## Begin DATA EXCERPTS

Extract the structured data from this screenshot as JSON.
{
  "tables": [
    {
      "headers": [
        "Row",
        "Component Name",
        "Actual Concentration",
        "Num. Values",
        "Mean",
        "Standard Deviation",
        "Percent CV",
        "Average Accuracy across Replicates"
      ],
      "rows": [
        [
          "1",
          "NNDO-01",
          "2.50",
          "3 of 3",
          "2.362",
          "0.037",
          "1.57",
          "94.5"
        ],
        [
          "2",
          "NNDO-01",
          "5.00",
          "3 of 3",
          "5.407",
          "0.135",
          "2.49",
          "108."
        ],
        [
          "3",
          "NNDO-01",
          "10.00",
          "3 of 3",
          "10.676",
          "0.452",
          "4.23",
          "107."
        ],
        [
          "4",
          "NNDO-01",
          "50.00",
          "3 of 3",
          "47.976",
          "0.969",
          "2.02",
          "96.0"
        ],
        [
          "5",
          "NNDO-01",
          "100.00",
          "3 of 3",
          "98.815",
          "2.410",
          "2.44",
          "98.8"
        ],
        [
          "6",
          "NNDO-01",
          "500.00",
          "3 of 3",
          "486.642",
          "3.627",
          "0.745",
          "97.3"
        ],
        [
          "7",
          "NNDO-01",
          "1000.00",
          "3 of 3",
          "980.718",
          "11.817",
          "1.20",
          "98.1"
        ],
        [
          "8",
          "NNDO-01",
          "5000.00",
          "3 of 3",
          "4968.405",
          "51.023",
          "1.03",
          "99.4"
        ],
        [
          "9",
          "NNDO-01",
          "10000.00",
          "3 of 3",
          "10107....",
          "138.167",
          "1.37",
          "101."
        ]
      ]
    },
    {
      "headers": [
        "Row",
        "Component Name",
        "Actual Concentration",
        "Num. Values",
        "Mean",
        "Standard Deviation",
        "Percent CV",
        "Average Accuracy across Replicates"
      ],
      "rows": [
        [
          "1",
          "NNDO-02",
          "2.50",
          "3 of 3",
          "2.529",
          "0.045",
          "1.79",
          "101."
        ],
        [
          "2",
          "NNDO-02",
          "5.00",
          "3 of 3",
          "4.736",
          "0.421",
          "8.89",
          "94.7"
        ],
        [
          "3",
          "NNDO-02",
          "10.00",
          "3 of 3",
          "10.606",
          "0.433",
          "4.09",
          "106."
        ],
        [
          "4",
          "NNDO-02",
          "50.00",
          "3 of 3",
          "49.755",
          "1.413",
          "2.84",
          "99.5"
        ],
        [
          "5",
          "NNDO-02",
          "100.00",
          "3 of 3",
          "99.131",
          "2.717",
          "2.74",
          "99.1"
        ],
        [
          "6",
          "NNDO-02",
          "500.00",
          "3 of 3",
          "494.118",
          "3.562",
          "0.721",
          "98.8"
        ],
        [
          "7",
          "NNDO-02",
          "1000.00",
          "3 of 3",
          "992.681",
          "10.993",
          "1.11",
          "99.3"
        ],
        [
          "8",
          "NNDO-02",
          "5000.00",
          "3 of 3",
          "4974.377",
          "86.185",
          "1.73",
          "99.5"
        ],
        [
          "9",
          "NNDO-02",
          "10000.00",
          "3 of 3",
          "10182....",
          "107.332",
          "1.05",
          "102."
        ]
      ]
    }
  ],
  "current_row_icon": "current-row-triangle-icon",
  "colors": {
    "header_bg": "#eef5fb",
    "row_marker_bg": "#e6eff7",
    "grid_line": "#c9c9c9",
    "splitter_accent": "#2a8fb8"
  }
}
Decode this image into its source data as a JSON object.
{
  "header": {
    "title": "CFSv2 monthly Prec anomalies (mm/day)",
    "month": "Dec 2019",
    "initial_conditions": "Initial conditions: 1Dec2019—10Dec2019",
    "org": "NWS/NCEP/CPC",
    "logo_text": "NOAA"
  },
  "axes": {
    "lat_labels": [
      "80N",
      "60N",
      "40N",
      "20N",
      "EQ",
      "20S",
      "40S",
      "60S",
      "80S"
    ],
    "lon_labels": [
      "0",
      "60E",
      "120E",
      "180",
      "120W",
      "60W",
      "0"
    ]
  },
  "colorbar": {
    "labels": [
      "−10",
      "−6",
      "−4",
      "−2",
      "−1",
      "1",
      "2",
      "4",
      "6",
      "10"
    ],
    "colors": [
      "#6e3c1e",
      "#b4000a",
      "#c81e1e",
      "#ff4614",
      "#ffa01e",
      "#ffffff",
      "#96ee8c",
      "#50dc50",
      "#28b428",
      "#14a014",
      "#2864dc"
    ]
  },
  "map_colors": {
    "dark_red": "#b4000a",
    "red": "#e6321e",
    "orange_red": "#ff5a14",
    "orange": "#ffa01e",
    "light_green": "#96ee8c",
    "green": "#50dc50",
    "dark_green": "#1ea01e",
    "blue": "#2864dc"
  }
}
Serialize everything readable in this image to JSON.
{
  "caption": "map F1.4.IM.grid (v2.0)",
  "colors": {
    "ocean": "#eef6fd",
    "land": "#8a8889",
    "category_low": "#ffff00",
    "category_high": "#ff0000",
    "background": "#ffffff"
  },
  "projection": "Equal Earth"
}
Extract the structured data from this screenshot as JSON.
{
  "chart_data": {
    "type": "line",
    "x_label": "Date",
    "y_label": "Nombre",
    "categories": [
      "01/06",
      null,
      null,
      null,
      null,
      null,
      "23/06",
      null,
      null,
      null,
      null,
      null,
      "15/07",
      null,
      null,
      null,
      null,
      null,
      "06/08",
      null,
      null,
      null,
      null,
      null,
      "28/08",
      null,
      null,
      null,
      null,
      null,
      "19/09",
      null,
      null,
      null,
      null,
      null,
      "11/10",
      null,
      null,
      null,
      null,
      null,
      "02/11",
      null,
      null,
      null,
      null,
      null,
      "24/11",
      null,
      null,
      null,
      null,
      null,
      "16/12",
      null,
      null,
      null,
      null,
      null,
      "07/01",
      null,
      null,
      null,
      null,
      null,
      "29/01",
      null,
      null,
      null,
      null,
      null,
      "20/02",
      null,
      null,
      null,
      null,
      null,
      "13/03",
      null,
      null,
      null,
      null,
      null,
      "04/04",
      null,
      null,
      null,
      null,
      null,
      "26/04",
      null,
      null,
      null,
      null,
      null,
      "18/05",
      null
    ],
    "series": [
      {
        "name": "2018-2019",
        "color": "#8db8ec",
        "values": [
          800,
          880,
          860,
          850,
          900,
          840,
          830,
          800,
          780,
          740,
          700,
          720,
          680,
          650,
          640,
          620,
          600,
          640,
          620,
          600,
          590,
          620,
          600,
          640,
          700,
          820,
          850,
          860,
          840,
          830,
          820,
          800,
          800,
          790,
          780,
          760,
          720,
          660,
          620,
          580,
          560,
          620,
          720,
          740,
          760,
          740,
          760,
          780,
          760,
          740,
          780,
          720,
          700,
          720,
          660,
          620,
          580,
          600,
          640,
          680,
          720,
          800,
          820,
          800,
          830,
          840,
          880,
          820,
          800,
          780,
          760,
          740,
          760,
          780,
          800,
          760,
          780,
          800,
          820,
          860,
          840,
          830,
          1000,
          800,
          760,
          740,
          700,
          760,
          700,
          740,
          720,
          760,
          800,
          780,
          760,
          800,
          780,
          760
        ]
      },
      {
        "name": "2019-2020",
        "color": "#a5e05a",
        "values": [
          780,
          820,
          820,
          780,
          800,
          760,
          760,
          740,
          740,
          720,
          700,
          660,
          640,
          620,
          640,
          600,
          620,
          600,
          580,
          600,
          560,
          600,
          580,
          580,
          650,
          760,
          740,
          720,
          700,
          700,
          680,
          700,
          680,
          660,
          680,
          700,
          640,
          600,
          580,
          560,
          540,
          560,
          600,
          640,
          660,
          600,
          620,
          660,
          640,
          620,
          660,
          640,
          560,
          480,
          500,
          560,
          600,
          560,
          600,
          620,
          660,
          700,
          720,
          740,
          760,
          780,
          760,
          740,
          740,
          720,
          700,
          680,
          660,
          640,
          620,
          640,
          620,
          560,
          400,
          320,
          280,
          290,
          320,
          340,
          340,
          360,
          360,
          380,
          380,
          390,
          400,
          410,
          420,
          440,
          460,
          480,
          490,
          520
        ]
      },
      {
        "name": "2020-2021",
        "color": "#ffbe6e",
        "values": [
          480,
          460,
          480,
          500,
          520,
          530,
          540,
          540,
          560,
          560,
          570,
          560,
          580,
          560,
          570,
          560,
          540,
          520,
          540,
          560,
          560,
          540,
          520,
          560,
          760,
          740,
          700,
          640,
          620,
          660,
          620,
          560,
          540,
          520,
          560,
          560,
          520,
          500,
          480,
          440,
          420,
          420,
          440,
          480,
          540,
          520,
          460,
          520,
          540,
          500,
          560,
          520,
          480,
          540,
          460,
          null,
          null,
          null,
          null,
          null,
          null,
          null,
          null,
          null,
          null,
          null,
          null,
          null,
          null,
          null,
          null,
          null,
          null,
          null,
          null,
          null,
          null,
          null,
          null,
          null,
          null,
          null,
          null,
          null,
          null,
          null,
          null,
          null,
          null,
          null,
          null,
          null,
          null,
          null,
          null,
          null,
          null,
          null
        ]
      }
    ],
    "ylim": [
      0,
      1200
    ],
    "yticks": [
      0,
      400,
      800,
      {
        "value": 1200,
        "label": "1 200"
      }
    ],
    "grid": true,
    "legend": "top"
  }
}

## End DATA EXCERPTS

* _WORK TO DO_
Gather all lines from the listing above in which "image" occurs.

* _ANSWER BELOW_
Decode this image into its source data as a JSON object.
Serialize everything readable in this image to JSON.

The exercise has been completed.